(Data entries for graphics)
◆ ◆ ◆

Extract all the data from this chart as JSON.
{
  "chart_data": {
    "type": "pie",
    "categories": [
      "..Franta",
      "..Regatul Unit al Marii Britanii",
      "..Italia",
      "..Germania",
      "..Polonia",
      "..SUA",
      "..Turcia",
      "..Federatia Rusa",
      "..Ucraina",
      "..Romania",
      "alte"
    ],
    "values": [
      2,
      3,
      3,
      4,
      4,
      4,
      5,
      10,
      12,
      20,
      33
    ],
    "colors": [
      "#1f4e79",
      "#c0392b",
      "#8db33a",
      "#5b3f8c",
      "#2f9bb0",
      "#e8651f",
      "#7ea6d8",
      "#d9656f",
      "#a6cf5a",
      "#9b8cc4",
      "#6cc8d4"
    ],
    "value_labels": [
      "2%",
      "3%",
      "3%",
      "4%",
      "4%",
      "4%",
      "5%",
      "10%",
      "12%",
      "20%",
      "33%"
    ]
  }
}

◆ ◆ ◆

The exercise>
From the records above, extract every line exactly as it stands.

Result of the exercise>
Extract all the data from this chart as JSON.
{
  "chart_data": {
    "type": "pie",
    "categories": [
      "..Franta",
      "..Regatul Unit al Marii Britanii",
      "..Italia",
      "..Germania",
      "..Polonia",
      "..SUA",
      "..Turcia",
      "..Federatia Rusa",
      "..Ucraina",
      "..Romania",
      "alte"
    ],
    "values": [
      2,
      3,
      3,
      4,
      4,
      4,
      5,
      10,
      12,
      20,
      33
    ],
    "colors": [
      "#1f4e79",
      "#c0392b",
      "#8db33a",
      "#5b3f8c",
      "#2f9bb0",
      "#e8651f",
      "#7ea6d8",
      "#d9656f",
      "#a6cf5a",
      "#9b8cc4",
      "#6cc8d4"
    ],
    "value_labels": [
      "2%",
      "3%",
      "3%",
      "4%",
      "4%",
      "4%",
      "5%",
      "10%",
      "12%",
      "20%",
      "33%"
    ]
  }
}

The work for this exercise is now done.